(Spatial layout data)
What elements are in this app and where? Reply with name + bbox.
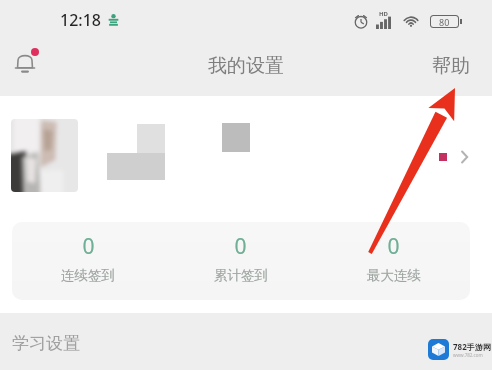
- button[interactable]: 0: [12, 222, 164, 293]
- staticText: www.782.com: [453, 352, 483, 358]
- staticText: 782手游网: [453, 341, 491, 352]
- staticText: 累计签到: [214, 267, 268, 284]
- button[interactable]: 帮助: [410, 40, 492, 92]
- button[interactable]: 0: [164, 222, 317, 293]
- button[interactable]: Notifications: [3, 40, 47, 84]
- staticText: 0: [387, 232, 400, 261]
- button[interactable]: More: [451, 144, 477, 170]
- staticText: HD: [379, 10, 388, 18]
- staticText: 80: [439, 16, 450, 27]
- staticText: 连续签到: [61, 267, 115, 284]
- staticText: 最大连续: [367, 267, 421, 284]
- staticText: 12:18: [60, 9, 101, 31]
- staticText: 0: [234, 232, 247, 261]
- button[interactable]: 0: [317, 222, 470, 293]
- staticText: 我的设置: [208, 54, 284, 78]
- staticText: 0: [82, 232, 95, 261]
- staticText: 学习设置: [12, 333, 80, 354]
- button[interactable]: Profile photo: [11, 119, 78, 192]
- staticText: 帮助: [432, 54, 470, 78]
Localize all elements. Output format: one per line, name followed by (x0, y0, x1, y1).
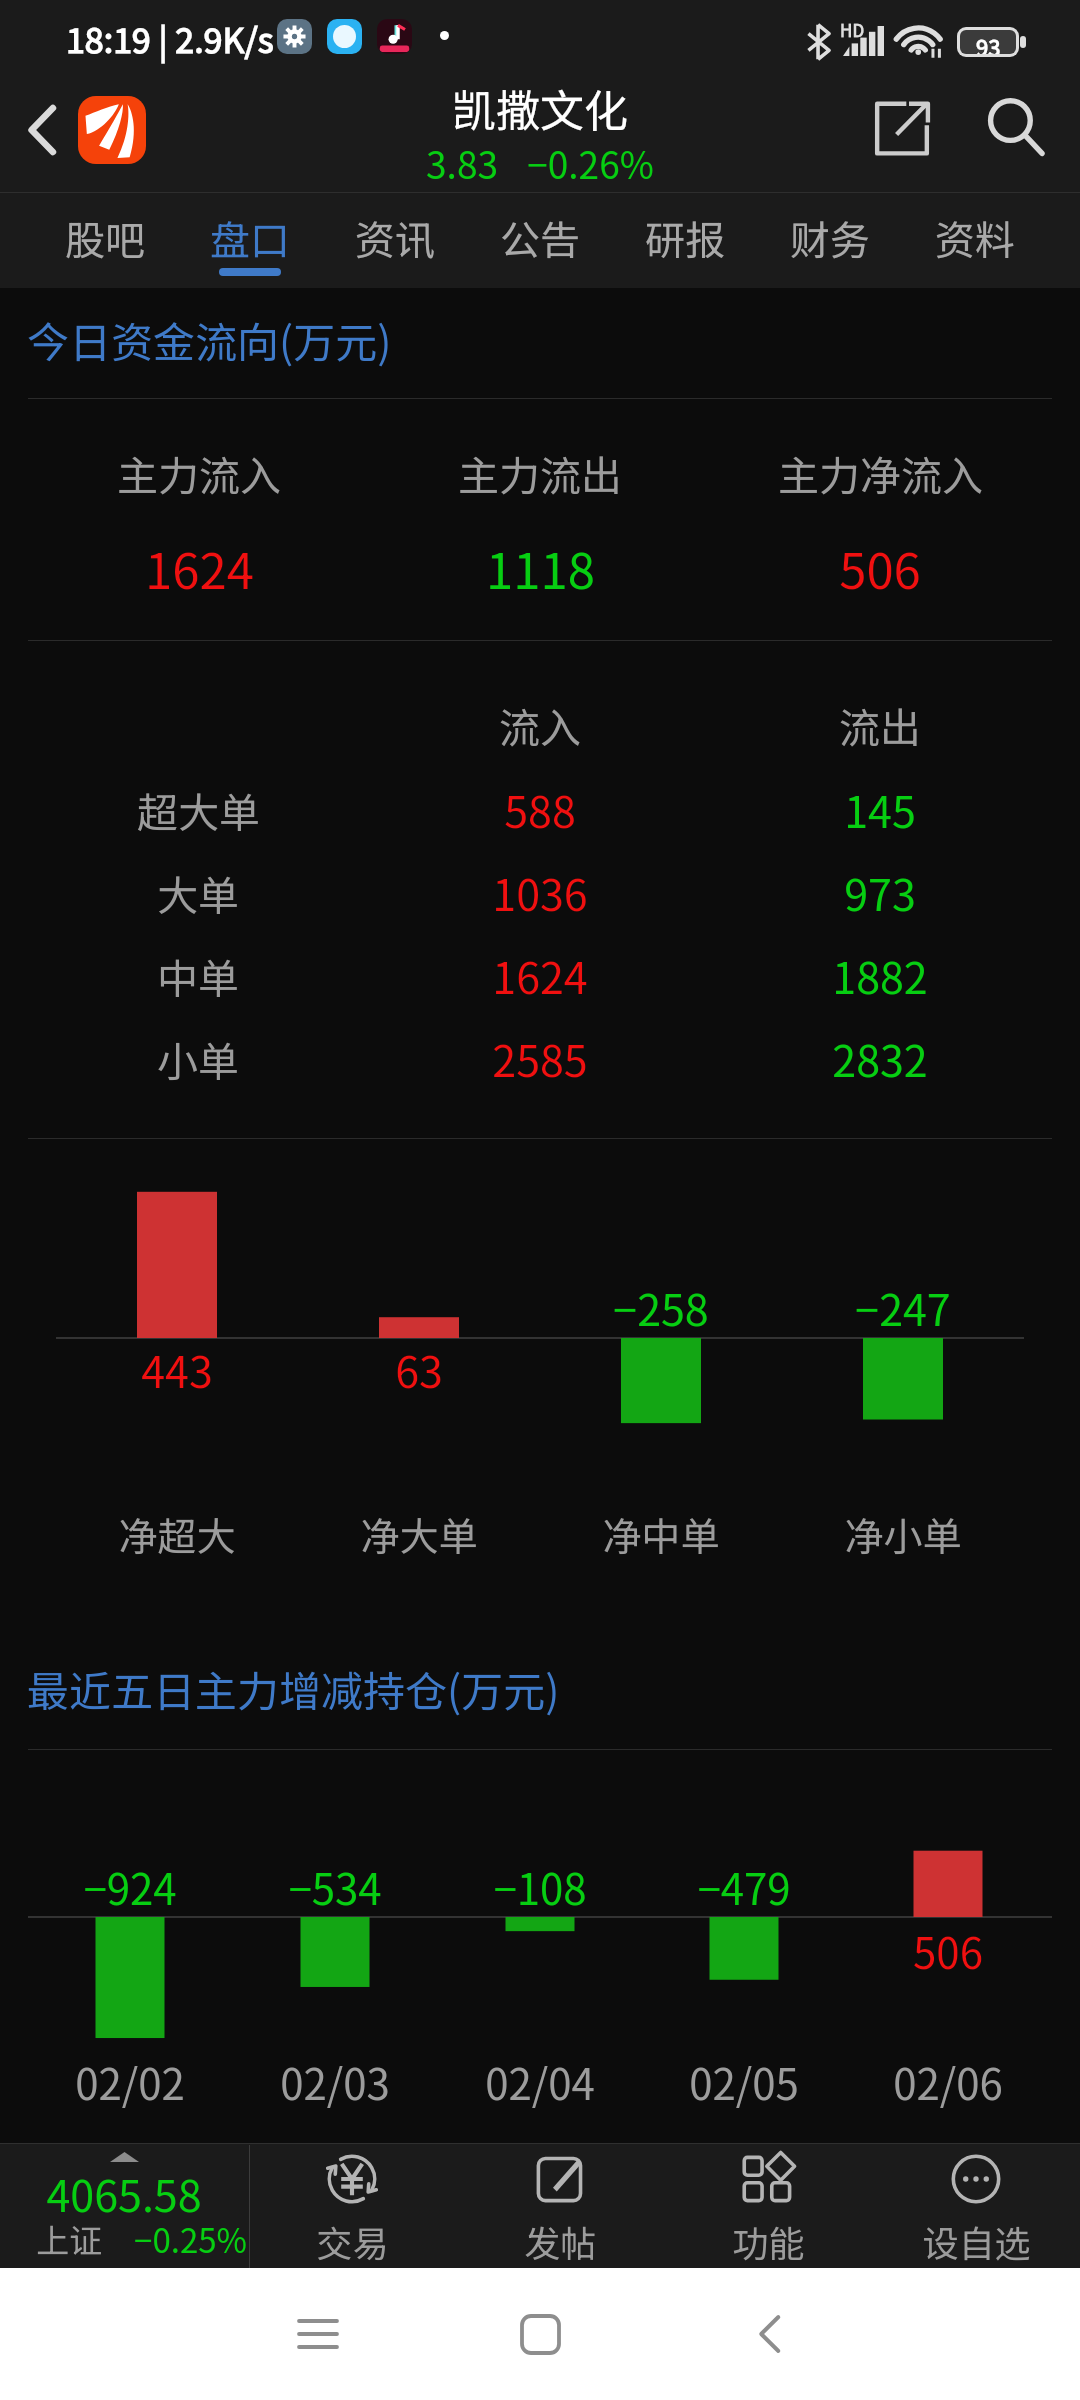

[TASK TO CARRY OUT]:
Rewrite all the entries above with each "elements" changed to "components" and everything else left the same. Leave the pictures out.

[SOLUTION TO THIS TASK]:
What components are in this app and where? Reply with name + bbox.
- button[interactable]: 0: [12, 222, 164, 293]
- staticText: www.782.com: [453, 352, 483, 358]
- staticText: 782手游网: [453, 341, 491, 352]
- staticText: 累计签到: [214, 267, 268, 284]
- button[interactable]: 帮助: [410, 40, 492, 92]
- button[interactable]: 0: [164, 222, 317, 293]
- button[interactable]: Notifications: [3, 40, 47, 84]
- staticText: 0: [387, 232, 400, 261]
- button[interactable]: More: [451, 144, 477, 170]
- staticText: HD: [379, 10, 388, 18]
- staticText: 80: [439, 16, 450, 27]
- staticText: 连续签到: [61, 267, 115, 284]
- staticText: 最大连续: [367, 267, 421, 284]
- staticText: 12:18: [60, 9, 101, 31]
- staticText: 0: [234, 232, 247, 261]
- button[interactable]: 0: [317, 222, 470, 293]
- staticText: 我的设置: [208, 54, 284, 78]
- staticText: 0: [82, 232, 95, 261]
- staticText: 学习设置: [12, 333, 80, 354]
- button[interactable]: Profile photo: [11, 119, 78, 192]
- staticText: 帮助: [432, 54, 470, 78]
Localize all components. Output format: one per line, name followed by (x0, y0, x1, y1).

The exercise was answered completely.